Each entry below should be reproduced character for character.

Figure collection entries
--- Start ---
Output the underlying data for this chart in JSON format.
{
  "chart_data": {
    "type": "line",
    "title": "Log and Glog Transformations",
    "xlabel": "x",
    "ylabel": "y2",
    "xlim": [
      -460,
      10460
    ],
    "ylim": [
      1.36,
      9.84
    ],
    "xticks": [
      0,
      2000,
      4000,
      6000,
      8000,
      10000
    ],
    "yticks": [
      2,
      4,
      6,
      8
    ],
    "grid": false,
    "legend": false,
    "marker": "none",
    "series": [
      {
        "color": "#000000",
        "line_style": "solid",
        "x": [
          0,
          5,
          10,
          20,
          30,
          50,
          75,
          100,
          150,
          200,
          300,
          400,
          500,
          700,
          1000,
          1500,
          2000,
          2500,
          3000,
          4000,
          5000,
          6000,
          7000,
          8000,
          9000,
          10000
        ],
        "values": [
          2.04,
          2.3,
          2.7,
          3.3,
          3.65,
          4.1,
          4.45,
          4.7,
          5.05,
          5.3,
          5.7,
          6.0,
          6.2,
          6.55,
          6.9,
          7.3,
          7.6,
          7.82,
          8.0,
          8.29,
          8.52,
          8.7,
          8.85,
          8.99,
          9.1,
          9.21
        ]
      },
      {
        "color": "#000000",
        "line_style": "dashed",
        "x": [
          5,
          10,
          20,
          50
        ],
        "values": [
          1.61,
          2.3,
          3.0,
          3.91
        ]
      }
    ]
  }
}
--- End ---
◆ **Exercise result**:
Output the underlying data for this chart in JSON format.
{
  "chart_data": {
    "type": "line",
    "title": "Log and Glog Transformations",
    "xlabel": "x",
    "ylabel": "y2",
    "xlim": [
      -460,
      10460
    ],
    "ylim": [
      1.36,
      9.84
    ],
    "xticks": [
      0,
      2000,
      4000,
      6000,
      8000,
      10000
    ],
    "yticks": [
      2,
      4,
      6,
      8
    ],
    "grid": false,
    "legend": false,
    "marker": "none",
    "series": [
      {
        "color": "#000000",
        "line_style": "solid",
        "x": [
          0,
          5,
          10,
          20,
          30,
          50,
          75,
          100,
          150,
          200,
          300,
          400,
          500,
          700,
          1000,
          1500,
          2000,
          2500,
          3000,
          4000,
          5000,
          6000,
          7000,
          8000,
          9000,
          10000
        ],
        "values": [
          2.04,
          2.3,
          2.7,
          3.3,
          3.65,
          4.1,
          4.45,
          4.7,
          5.05,
          5.3,
          5.7,
          6.0,
          6.2,
          6.55,
          6.9,
          7.3,
          7.6,
          7.82,
          8.0,
          8.29,
          8.52,
          8.7,
          8.85,
          8.99,
          9.1,
          9.21
        ]
      },
      {
        "color": "#000000",
        "line_style": "dashed",
        "x": [
          5,
          10,
          20,
          50
        ],
        "values": [
          1.61,
          2.3,
          3.0,
          3.91
        ]
      }
    ]
  }
}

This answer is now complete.